Set problem:
Copy every line, leaving nothing out and adding nothing.

Exercise materials:
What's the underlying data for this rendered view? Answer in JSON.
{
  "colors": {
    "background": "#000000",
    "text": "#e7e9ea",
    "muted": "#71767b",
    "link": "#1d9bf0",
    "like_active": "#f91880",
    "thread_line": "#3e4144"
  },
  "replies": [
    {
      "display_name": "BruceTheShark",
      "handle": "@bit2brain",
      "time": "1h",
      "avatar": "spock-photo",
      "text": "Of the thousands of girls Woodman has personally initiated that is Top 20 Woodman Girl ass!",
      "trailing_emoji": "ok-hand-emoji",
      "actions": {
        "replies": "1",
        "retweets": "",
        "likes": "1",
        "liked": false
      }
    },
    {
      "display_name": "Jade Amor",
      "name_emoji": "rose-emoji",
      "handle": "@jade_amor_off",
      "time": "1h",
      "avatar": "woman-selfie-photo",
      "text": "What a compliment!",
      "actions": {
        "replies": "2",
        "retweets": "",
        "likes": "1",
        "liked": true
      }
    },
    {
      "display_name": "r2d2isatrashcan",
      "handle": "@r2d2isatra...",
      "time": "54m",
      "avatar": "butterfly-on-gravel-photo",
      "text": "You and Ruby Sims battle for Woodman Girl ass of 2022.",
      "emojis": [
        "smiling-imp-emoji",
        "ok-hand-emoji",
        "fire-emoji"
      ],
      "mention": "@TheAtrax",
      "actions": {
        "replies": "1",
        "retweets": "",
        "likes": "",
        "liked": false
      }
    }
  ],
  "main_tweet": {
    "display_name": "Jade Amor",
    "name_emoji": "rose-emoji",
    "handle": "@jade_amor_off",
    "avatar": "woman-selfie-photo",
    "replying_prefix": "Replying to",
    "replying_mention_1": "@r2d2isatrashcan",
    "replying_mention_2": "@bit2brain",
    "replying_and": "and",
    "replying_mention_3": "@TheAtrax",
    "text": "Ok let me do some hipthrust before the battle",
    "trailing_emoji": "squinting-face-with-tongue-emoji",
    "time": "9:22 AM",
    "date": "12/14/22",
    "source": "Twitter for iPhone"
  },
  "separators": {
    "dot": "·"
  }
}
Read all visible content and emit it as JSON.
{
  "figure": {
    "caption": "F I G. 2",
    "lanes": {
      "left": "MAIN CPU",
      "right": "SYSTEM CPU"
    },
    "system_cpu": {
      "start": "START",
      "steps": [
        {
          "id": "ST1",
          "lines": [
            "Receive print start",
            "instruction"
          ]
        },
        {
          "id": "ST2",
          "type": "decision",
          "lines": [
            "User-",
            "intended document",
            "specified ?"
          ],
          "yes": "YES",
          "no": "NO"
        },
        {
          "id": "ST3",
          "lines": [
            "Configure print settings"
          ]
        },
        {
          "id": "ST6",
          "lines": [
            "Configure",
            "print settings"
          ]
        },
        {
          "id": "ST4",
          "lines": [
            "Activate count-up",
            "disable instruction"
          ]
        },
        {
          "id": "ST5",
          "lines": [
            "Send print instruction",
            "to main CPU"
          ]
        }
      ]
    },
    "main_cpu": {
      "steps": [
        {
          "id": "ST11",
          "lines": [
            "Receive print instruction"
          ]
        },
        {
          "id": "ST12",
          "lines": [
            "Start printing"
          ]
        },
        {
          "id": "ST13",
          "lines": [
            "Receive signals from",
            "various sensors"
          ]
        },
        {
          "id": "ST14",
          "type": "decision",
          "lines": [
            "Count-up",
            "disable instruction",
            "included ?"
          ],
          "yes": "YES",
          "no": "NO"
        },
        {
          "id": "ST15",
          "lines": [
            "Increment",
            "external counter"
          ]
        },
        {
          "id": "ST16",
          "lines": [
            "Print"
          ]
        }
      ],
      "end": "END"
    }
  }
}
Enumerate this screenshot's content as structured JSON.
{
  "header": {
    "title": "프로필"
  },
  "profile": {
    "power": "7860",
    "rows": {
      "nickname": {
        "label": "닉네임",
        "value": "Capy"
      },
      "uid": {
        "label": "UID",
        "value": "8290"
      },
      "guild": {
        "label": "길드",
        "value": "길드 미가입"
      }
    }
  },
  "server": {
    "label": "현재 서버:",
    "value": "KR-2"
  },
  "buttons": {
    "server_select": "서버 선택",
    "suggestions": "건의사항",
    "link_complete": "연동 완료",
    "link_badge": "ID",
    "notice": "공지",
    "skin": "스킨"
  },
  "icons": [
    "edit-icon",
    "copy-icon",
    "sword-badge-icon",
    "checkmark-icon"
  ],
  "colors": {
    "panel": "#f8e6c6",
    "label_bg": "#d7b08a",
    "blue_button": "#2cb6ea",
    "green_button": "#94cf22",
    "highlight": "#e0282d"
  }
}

Exercise response:
What's the underlying data for this rendered view? Answer in JSON.
{
  "colors": {
    "background": "#000000",
    "text": "#e7e9ea",
    "muted": "#71767b",
    "link": "#1d9bf0",
    "like_active": "#f91880",
    "thread_line": "#3e4144"
  },
  "replies": [
    {
      "display_name": "BruceTheShark",
      "handle": "@bit2brain",
      "time": "1h",
      "avatar": "spock-photo",
      "text": "Of the thousands of girls Woodman has personally initiated that is Top 20 Woodman Girl ass!",
      "trailing_emoji": "ok-hand-emoji",
      "actions": {
        "replies": "1",
        "retweets": "",
        "likes": "1",
        "liked": false
      }
    },
    {
      "display_name": "Jade Amor",
      "name_emoji": "rose-emoji",
      "handle": "@jade_amor_off",
      "time": "1h",
      "avatar": "woman-selfie-photo",
      "text": "What a compliment!",
      "actions": {
        "replies": "2",
        "retweets": "",
        "likes": "1",
        "liked": true
      }
    },
    {
      "display_name": "r2d2isatrashcan",
      "handle": "@r2d2isatra...",
      "time": "54m",
      "avatar": "butterfly-on-gravel-photo",
      "text": "You and Ruby Sims battle for Woodman Girl ass of 2022.",
      "emojis": [
        "smiling-imp-emoji",
        "ok-hand-emoji",
        "fire-emoji"
      ],
      "mention": "@TheAtrax",
      "actions": {
        "replies": "1",
        "retweets": "",
        "likes": "",
        "liked": false
      }
    }
  ],
  "main_tweet": {
    "display_name": "Jade Amor",
    "name_emoji": "rose-emoji",
    "handle": "@jade_amor_off",
    "avatar": "woman-selfie-photo",
    "replying_prefix": "Replying to",
    "replying_mention_1": "@r2d2isatrashcan",
    "replying_mention_2": "@bit2brain",
    "replying_and": "and",
    "replying_mention_3": "@TheAtrax",
    "text": "Ok let me do some hipthrust before the battle",
    "trailing_emoji": "squinting-face-with-tongue-emoji",
    "time": "9:22 AM",
    "date": "12/14/22",
    "source": "Twitter for iPhone"
  },
  "separators": {
    "dot": "·"
  }
}
Read all visible content and emit it as JSON.
{
  "figure": {
    "caption": "F I G. 2",
    "lanes": {
      "left": "MAIN CPU",
      "right": "SYSTEM CPU"
    },
    "system_cpu": {
      "start": "START",
      "steps": [
        {
          "id": "ST1",
          "lines": [
            "Receive print start",
            "instruction"
          ]
        },
        {
          "id": "ST2",
          "type": "decision",
          "lines": [
            "User-",
            "intended document",
            "specified ?"
          ],
          "yes": "YES",
          "no": "NO"
        },
        {
          "id": "ST3",
          "lines": [
            "Configure print settings"
          ]
        },
        {
          "id": "ST6",
          "lines": [
            "Configure",
            "print settings"
          ]
        },
        {
          "id": "ST4",
          "lines": [
            "Activate count-up",
            "disable instruction"
          ]
        },
        {
          "id": "ST5",
          "lines": [
            "Send print instruction",
            "to main CPU"
          ]
        }
      ]
    },
    "main_cpu": {
      "steps": [
        {
          "id": "ST11",
          "lines": [
            "Receive print instruction"
          ]
        },
        {
          "id": "ST12",
          "lines": [
            "Start printing"
          ]
        },
        {
          "id": "ST13",
          "lines": [
            "Receive signals from",
            "various sensors"
          ]
        },
        {
          "id": "ST14",
          "type": "decision",
          "lines": [
            "Count-up",
            "disable instruction",
            "included ?"
          ],
          "yes": "YES",
          "no": "NO"
        },
        {
          "id": "ST15",
          "lines": [
            "Increment",
            "external counter"
          ]
        },
        {
          "id": "ST16",
          "lines": [
            "Print"
          ]
        }
      ],
      "end": "END"
    }
  }
}
Enumerate this screenshot's content as structured JSON.
{
  "header": {
    "title": "프로필"
  },
  "profile": {
    "power": "7860",
    "rows": {
      "nickname": {
        "label": "닉네임",
        "value": "Capy"
      },
      "uid": {
        "label": "UID",
        "value": "8290"
      },
      "guild": {
        "label": "길드",
        "value": "길드 미가입"
      }
    }
  },
  "server": {
    "label": "현재 서버:",
    "value": "KR-2"
  },
  "buttons": {
    "server_select": "서버 선택",
    "suggestions": "건의사항",
    "link_complete": "연동 완료",
    "link_badge": "ID",
    "notice": "공지",
    "skin": "스킨"
  },
  "icons": [
    "edit-icon",
    "copy-icon",
    "sword-badge-icon",
    "checkmark-icon"
  ],
  "colors": {
    "panel": "#f8e6c6",
    "label_bg": "#d7b08a",
    "blue_button": "#2cb6ea",
    "green_button": "#94cf22",
    "highlight": "#e0282d"
  }
}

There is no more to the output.